Set down the material below in full, matching it exactly.
---------- Task data
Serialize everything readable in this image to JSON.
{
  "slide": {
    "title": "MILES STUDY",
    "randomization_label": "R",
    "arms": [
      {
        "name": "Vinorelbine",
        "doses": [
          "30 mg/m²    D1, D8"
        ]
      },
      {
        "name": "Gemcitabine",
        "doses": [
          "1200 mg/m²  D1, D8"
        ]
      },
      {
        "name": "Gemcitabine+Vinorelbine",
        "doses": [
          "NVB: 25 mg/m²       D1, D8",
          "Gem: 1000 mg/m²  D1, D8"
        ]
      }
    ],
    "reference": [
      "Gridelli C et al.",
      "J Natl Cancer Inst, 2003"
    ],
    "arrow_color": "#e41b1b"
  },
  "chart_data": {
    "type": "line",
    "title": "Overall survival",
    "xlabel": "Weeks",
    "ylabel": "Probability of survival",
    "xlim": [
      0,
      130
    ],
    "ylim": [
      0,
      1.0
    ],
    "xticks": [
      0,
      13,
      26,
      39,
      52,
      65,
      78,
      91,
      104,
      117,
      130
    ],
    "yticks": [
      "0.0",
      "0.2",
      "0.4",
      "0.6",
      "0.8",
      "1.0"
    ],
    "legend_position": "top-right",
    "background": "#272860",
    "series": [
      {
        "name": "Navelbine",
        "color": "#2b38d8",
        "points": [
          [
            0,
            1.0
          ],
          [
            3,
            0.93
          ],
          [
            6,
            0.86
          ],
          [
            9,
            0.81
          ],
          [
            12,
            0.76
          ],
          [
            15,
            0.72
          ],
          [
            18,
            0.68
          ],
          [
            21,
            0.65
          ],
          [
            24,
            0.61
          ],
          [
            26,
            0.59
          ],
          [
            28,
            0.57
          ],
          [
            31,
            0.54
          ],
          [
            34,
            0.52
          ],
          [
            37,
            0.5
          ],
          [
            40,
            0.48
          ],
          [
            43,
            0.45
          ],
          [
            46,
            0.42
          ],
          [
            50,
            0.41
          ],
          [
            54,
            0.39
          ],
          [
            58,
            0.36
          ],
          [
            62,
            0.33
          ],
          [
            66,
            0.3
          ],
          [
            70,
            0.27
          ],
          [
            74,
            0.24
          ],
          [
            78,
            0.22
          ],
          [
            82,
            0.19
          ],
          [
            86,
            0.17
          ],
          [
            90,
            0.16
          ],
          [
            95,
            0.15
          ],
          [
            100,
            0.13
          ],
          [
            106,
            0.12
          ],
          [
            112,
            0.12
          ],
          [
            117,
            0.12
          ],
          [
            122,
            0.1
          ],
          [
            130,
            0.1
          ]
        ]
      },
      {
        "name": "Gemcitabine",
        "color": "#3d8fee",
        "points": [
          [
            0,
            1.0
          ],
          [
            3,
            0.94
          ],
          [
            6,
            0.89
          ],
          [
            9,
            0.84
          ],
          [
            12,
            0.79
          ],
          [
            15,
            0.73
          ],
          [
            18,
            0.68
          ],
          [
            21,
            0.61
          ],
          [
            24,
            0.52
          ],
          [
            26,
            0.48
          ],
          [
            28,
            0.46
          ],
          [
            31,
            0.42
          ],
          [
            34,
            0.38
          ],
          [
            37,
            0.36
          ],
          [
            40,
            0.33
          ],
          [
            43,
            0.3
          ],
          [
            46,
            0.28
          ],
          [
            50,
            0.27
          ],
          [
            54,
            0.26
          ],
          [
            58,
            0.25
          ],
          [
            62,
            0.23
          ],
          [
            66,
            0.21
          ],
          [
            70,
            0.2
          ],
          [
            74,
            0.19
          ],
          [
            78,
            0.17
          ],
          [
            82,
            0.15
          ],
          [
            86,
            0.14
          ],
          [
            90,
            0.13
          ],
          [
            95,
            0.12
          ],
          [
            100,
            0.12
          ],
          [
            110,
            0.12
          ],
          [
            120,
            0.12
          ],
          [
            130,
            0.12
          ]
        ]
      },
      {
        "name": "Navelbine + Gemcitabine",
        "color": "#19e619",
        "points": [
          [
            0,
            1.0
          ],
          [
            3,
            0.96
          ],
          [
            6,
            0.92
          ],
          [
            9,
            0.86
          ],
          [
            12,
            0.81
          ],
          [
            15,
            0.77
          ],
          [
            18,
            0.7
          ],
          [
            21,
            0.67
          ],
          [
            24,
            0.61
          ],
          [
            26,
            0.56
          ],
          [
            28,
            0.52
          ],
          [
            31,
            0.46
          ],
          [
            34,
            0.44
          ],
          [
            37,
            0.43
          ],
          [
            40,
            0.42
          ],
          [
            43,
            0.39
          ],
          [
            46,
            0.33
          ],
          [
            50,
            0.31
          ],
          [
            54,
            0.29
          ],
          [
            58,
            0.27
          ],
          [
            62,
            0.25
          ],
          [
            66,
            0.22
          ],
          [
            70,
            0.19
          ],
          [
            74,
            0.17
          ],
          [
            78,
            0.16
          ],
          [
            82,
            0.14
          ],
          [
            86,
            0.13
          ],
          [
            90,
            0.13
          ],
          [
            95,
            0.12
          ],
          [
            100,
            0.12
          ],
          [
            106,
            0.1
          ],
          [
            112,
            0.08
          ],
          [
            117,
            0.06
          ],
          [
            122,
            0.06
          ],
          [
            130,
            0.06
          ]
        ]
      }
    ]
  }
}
--------------------
Task output:
Serialize everything readable in this image to JSON.
{
  "slide": {
    "title": "MILES STUDY",
    "randomization_label": "R",
    "arms": [
      {
        "name": "Vinorelbine",
        "doses": [
          "30 mg/m²    D1, D8"
        ]
      },
      {
        "name": "Gemcitabine",
        "doses": [
          "1200 mg/m²  D1, D8"
        ]
      },
      {
        "name": "Gemcitabine+Vinorelbine",
        "doses": [
          "NVB: 25 mg/m²       D1, D8",
          "Gem: 1000 mg/m²  D1, D8"
        ]
      }
    ],
    "reference": [
      "Gridelli C et al.",
      "J Natl Cancer Inst, 2003"
    ],
    "arrow_color": "#e41b1b"
  },
  "chart_data": {
    "type": "line",
    "title": "Overall survival",
    "xlabel": "Weeks",
    "ylabel": "Probability of survival",
    "xlim": [
      0,
      130
    ],
    "ylim": [
      0,
      1.0
    ],
    "xticks": [
      0,
      13,
      26,
      39,
      52,
      65,
      78,
      91,
      104,
      117,
      130
    ],
    "yticks": [
      "0.0",
      "0.2",
      "0.4",
      "0.6",
      "0.8",
      "1.0"
    ],
    "legend_position": "top-right",
    "background": "#272860",
    "series": [
      {
        "name": "Navelbine",
        "color": "#2b38d8",
        "points": [
          [
            0,
            1.0
          ],
          [
            3,
            0.93
          ],
          [
            6,
            0.86
          ],
          [
            9,
            0.81
          ],
          [
            12,
            0.76
          ],
          [
            15,
            0.72
          ],
          [
            18,
            0.68
          ],
          [
            21,
            0.65
          ],
          [
            24,
            0.61
          ],
          [
            26,
            0.59
          ],
          [
            28,
            0.57
          ],
          [
            31,
            0.54
          ],
          [
            34,
            0.52
          ],
          [
            37,
            0.5
          ],
          [
            40,
            0.48
          ],
          [
            43,
            0.45
          ],
          [
            46,
            0.42
          ],
          [
            50,
            0.41
          ],
          [
            54,
            0.39
          ],
          [
            58,
            0.36
          ],
          [
            62,
            0.33
          ],
          [
            66,
            0.3
          ],
          [
            70,
            0.27
          ],
          [
            74,
            0.24
          ],
          [
            78,
            0.22
          ],
          [
            82,
            0.19
          ],
          [
            86,
            0.17
          ],
          [
            90,
            0.16
          ],
          [
            95,
            0.15
          ],
          [
            100,
            0.13
          ],
          [
            106,
            0.12
          ],
          [
            112,
            0.12
          ],
          [
            117,
            0.12
          ],
          [
            122,
            0.1
          ],
          [
            130,
            0.1
          ]
        ]
      },
      {
        "name": "Gemcitabine",
        "color": "#3d8fee",
        "points": [
          [
            0,
            1.0
          ],
          [
            3,
            0.94
          ],
          [
            6,
            0.89
          ],
          [
            9,
            0.84
          ],
          [
            12,
            0.79
          ],
          [
            15,
            0.73
          ],
          [
            18,
            0.68
          ],
          [
            21,
            0.61
          ],
          [
            24,
            0.52
          ],
          [
            26,
            0.48
          ],
          [
            28,
            0.46
          ],
          [
            31,
            0.42
          ],
          [
            34,
            0.38
          ],
          [
            37,
            0.36
          ],
          [
            40,
            0.33
          ],
          [
            43,
            0.3
          ],
          [
            46,
            0.28
          ],
          [
            50,
            0.27
          ],
          [
            54,
            0.26
          ],
          [
            58,
            0.25
          ],
          [
            62,
            0.23
          ],
          [
            66,
            0.21
          ],
          [
            70,
            0.2
          ],
          [
            74,
            0.19
          ],
          [
            78,
            0.17
          ],
          [
            82,
            0.15
          ],
          [
            86,
            0.14
          ],
          [
            90,
            0.13
          ],
          [
            95,
            0.12
          ],
          [
            100,
            0.12
          ],
          [
            110,
            0.12
          ],
          [
            120,
            0.12
          ],
          [
            130,
            0.12
          ]
        ]
      },
      {
        "name": "Navelbine + Gemcitabine",
        "color": "#19e619",
        "points": [
          [
            0,
            1.0
          ],
          [
            3,
            0.96
          ],
          [
            6,
            0.92
          ],
          [
            9,
            0.86
          ],
          [
            12,
            0.81
          ],
          [
            15,
            0.77
          ],
          [
            18,
            0.7
          ],
          [
            21,
            0.67
          ],
          [
            24,
            0.61
          ],
          [
            26,
            0.56
          ],
          [
            28,
            0.52
          ],
          [
            31,
            0.46
          ],
          [
            34,
            0.44
          ],
          [
            37,
            0.43
          ],
          [
            40,
            0.42
          ],
          [
            43,
            0.39
          ],
          [
            46,
            0.33
          ],
          [
            50,
            0.31
          ],
          [
            54,
            0.29
          ],
          [
            58,
            0.27
          ],
          [
            62,
            0.25
          ],
          [
            66,
            0.22
          ],
          [
            70,
            0.19
          ],
          [
            74,
            0.17
          ],
          [
            78,
            0.16
          ],
          [
            82,
            0.14
          ],
          [
            86,
            0.13
          ],
          [
            90,
            0.13
          ],
          [
            95,
            0.12
          ],
          [
            100,
            0.12
          ],
          [
            106,
            0.1
          ],
          [
            112,
            0.08
          ],
          [
            117,
            0.06
          ],
          [
            122,
            0.06
          ],
          [
            130,
            0.06
          ]
        ]
      }
    ]
  }
}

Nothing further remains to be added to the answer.